● **WHAT NEEDS TO BE DONE**
Leave the pictures out and transcribe every record exactly.

● **LISTING**

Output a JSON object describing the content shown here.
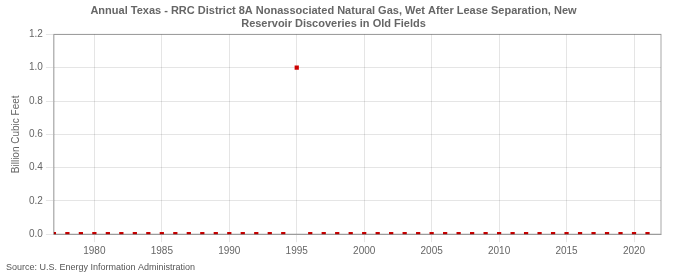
{
  "chart_data": {
    "type": "scatter",
    "title": "Annual Texas - RRC District 8A Nonassociated Natural Gas, Wet After Lease Separation, New\nReservoir Discoveries in Old Fields",
    "ylabel": "Billion Cubic Feet",
    "annotations": [
      "Source: U.S. Energy Information Administration"
    ],
    "color": "#cc0000",
    "marker": "square",
    "xlim": [
      1977,
      2022
    ],
    "xticks": [
      1980,
      1985,
      1990,
      1995,
      2000,
      2005,
      2010,
      2015,
      2020
    ],
    "ylim": [
      0,
      1.2
    ],
    "yticks": [
      {
        "value": 0,
        "label": "0.0"
      },
      0.2,
      0.4,
      0.6,
      0.8,
      {
        "value": 1,
        "label": "1.0"
      },
      1.2
    ],
    "grid": true,
    "x": [
      1977,
      1978,
      1979,
      1980,
      1981,
      1982,
      1983,
      1984,
      1985,
      1986,
      1987,
      1988,
      1989,
      1990,
      1991,
      1992,
      1993,
      1994,
      1995,
      1996,
      1997,
      1998,
      1999,
      2000,
      2001,
      2002,
      2003,
      2004,
      2005,
      2006,
      2007,
      2008,
      2009,
      2010,
      2011,
      2012,
      2013,
      2014,
      2015,
      2016,
      2017,
      2018,
      2019,
      2020,
      2021
    ],
    "values": [
      0,
      0,
      0,
      0,
      0,
      0,
      0,
      0,
      0,
      0,
      0,
      0,
      0,
      0,
      0,
      0,
      0,
      0,
      1.0,
      0,
      0,
      0,
      0,
      0,
      0,
      0,
      0,
      0,
      0,
      0,
      0,
      0,
      0,
      0,
      0,
      0,
      0,
      0,
      0,
      0,
      0,
      0,
      0,
      0,
      0
    ]
  }
}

● **OUTPUT OF THE EXERCISE**
Output a JSON object describing the content shown here.
{
  "chart_data": {
    "type": "scatter",
    "title": "Annual Texas - RRC District 8A Nonassociated Natural Gas, Wet After Lease Separation, New\nReservoir Discoveries in Old Fields",
    "ylabel": "Billion Cubic Feet",
    "annotations": [
      "Source: U.S. Energy Information Administration"
    ],
    "color": "#cc0000",
    "marker": "square",
    "xlim": [
      1977,
      2022
    ],
    "xticks": [
      1980,
      1985,
      1990,
      1995,
      2000,
      2005,
      2010,
      2015,
      2020
    ],
    "ylim": [
      0,
      1.2
    ],
    "yticks": [
      {
        "value": 0,
        "label": "0.0"
      },
      0.2,
      0.4,
      0.6,
      0.8,
      {
        "value": 1,
        "label": "1.0"
      },
      1.2
    ],
    "grid": true,
    "x": [
      1977,
      1978,
      1979,
      1980,
      1981,
      1982,
      1983,
      1984,
      1985,
      1986,
      1987,
      1988,
      1989,
      1990,
      1991,
      1992,
      1993,
      1994,
      1995,
      1996,
      1997,
      1998,
      1999,
      2000,
      2001,
      2002,
      2003,
      2004,
      2005,
      2006,
      2007,
      2008,
      2009,
      2010,
      2011,
      2012,
      2013,
      2014,
      2015,
      2016,
      2017,
      2018,
      2019,
      2020,
      2021
    ],
    "values": [
      0,
      0,
      0,
      0,
      0,
      0,
      0,
      0,
      0,
      0,
      0,
      0,
      0,
      0,
      0,
      0,
      0,
      0,
      1.0,
      0,
      0,
      0,
      0,
      0,
      0,
      0,
      0,
      0,
      0,
      0,
      0,
      0,
      0,
      0,
      0,
      0,
      0,
      0,
      0,
      0,
      0,
      0,
      0,
      0,
      0
    ]
  }
}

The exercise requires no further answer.